(Excerpt from a dataset)
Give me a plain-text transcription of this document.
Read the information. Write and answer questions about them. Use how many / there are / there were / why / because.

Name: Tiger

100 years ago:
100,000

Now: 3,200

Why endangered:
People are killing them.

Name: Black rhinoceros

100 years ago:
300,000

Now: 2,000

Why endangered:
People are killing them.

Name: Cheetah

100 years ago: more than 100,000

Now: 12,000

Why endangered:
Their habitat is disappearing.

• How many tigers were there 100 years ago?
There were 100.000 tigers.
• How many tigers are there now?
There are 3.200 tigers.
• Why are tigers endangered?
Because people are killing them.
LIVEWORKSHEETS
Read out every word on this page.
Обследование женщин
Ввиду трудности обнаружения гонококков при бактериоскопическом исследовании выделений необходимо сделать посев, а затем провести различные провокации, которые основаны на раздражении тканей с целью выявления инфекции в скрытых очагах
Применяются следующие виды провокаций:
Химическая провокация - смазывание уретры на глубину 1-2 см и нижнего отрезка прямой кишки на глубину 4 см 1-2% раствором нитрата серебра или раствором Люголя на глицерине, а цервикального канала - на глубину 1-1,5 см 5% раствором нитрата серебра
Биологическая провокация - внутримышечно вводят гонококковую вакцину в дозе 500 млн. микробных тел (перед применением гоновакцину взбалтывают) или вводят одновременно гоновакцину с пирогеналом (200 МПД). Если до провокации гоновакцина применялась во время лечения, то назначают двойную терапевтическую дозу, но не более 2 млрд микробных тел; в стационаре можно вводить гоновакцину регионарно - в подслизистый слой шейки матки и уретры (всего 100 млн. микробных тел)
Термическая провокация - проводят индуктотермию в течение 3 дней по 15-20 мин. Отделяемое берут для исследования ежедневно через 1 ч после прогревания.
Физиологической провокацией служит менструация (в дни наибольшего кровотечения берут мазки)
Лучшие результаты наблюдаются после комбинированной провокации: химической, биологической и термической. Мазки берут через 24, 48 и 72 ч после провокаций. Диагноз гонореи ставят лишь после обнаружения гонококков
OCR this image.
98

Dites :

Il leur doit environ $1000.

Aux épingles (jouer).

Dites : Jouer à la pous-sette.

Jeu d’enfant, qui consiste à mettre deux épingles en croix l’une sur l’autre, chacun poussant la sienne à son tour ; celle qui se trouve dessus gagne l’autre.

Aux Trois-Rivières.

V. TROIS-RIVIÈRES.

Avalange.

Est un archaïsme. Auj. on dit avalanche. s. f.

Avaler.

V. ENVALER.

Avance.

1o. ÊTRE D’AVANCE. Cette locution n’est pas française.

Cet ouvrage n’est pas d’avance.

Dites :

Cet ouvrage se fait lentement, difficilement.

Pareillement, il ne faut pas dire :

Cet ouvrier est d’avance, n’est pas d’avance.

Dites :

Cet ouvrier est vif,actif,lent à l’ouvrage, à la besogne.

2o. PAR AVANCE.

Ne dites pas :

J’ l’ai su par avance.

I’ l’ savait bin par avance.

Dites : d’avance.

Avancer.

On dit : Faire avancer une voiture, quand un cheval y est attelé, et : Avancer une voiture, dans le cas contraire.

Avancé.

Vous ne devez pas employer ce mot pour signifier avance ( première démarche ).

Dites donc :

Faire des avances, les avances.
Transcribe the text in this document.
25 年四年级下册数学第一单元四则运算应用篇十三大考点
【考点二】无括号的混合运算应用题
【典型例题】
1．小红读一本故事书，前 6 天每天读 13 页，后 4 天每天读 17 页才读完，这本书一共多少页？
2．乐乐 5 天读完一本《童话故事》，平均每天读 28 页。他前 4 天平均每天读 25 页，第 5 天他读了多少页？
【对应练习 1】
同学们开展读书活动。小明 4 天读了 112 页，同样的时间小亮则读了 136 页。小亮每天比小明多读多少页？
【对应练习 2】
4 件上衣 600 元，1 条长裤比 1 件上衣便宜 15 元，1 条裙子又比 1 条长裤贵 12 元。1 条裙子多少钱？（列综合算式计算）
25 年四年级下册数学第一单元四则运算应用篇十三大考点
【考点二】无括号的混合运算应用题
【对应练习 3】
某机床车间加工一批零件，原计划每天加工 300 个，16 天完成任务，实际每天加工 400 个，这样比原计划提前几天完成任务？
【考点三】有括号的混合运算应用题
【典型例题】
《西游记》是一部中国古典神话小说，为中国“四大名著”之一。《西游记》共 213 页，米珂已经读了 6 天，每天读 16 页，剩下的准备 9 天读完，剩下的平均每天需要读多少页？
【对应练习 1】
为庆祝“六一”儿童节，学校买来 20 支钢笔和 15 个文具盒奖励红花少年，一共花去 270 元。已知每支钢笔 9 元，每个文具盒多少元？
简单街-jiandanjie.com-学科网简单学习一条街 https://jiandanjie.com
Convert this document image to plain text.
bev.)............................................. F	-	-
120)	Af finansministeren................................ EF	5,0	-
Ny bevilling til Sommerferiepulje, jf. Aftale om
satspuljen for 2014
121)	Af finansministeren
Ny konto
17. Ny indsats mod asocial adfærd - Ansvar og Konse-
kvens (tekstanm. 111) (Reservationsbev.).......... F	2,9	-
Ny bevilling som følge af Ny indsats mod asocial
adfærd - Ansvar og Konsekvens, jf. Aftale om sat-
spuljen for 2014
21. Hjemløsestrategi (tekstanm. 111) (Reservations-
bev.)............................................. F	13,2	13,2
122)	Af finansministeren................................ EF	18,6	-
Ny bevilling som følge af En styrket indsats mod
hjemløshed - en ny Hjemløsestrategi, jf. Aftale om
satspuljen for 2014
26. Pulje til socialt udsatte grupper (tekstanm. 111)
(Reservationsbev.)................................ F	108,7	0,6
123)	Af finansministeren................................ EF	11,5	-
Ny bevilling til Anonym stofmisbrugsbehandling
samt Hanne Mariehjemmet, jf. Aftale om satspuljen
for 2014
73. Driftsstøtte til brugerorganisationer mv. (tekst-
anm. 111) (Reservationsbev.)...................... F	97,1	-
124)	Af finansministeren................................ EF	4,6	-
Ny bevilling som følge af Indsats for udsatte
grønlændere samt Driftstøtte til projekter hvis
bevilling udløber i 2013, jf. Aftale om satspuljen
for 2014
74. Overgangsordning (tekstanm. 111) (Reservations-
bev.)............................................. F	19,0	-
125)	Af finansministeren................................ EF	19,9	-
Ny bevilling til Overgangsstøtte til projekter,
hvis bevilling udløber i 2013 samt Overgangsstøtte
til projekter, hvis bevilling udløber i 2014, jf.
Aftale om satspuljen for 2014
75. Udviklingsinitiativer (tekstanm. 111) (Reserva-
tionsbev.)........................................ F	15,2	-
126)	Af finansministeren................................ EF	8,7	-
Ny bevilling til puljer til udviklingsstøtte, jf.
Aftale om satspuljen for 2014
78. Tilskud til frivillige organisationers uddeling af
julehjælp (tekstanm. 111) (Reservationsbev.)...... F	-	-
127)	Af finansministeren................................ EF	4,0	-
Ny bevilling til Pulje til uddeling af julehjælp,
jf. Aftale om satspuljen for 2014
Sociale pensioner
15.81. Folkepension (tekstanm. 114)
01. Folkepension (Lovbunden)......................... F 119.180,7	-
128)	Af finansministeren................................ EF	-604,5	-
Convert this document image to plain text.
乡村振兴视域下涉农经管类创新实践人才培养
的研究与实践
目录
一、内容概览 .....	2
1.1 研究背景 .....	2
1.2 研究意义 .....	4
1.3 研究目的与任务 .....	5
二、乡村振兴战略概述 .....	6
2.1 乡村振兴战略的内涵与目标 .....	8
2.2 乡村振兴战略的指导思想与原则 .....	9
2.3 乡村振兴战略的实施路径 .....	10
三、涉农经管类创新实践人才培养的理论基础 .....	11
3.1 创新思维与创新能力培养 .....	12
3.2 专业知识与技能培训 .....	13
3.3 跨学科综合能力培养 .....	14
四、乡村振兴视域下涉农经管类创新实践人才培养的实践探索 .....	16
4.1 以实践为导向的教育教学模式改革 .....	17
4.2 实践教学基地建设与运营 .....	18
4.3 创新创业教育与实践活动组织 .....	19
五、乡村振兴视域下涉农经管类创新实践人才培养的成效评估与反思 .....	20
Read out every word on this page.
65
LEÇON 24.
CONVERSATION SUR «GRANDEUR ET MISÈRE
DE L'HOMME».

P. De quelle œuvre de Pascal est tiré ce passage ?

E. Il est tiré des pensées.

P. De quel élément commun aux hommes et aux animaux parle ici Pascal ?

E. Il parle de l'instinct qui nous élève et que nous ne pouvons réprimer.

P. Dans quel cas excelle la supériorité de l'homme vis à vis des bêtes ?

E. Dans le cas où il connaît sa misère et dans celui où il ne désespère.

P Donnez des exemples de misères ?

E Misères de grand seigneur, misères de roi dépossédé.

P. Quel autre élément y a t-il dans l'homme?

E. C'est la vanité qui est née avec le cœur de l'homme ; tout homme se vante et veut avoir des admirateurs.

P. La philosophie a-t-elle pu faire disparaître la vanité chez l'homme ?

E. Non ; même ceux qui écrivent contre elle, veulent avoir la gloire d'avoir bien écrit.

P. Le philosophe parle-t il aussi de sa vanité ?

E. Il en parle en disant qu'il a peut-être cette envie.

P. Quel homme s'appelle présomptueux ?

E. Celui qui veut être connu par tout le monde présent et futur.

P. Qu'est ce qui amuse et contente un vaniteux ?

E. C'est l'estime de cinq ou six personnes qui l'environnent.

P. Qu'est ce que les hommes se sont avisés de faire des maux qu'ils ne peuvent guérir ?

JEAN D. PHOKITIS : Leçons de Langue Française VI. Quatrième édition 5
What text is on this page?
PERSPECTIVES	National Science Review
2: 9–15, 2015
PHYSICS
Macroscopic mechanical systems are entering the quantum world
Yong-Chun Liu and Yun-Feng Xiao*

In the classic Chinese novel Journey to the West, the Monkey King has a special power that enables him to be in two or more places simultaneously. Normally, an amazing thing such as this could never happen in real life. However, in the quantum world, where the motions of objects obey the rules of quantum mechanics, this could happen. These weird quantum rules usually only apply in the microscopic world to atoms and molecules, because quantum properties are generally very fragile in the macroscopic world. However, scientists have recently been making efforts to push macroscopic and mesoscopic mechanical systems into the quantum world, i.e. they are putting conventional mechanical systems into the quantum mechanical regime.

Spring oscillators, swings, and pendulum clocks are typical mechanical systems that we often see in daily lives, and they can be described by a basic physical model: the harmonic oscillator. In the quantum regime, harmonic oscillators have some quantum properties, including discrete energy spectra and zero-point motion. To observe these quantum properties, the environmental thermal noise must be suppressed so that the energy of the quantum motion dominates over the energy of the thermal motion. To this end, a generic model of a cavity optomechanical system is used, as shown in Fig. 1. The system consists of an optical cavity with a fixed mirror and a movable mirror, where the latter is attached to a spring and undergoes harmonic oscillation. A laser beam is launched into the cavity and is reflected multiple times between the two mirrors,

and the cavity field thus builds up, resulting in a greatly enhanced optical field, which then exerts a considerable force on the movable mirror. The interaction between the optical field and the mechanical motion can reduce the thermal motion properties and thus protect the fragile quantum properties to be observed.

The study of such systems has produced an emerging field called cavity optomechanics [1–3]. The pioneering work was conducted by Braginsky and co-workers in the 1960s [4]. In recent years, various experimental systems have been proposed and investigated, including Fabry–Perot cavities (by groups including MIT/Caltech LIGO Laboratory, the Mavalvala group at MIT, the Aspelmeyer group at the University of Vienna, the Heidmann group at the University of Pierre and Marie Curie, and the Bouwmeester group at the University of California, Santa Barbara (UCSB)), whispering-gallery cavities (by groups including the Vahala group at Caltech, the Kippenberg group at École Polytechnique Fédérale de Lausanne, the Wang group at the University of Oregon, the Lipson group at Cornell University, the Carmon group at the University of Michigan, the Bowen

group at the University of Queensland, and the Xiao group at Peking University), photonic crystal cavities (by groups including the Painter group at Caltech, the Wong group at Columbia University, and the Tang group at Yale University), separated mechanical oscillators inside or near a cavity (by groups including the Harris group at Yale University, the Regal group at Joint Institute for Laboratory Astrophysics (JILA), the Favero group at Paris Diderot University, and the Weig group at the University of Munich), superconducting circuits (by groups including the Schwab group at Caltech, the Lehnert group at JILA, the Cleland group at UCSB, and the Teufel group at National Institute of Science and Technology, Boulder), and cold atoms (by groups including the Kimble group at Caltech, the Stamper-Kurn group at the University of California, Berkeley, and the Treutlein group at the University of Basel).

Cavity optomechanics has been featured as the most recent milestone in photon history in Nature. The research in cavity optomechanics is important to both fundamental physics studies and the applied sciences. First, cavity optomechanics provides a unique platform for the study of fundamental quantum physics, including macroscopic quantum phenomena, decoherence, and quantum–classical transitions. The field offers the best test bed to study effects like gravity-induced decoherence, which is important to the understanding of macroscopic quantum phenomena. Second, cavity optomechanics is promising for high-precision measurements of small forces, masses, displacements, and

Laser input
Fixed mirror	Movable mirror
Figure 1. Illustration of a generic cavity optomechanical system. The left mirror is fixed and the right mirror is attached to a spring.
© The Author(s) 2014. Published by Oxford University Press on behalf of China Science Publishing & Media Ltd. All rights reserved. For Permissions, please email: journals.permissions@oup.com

# [Brief]
Scan the entries above. Copy each line that has the string "parle".

# [Final result]
P. De quel élément commun aux hommes et aux animaux parle ici Pascal ?
E. Il parle de l'instinct qui nous élève et que nous ne pouvons réprimer.
P. Le philosophe parle-t il aussi de sa vanité ?
E. Il en parle en disant qu'il a peut-être cette envie.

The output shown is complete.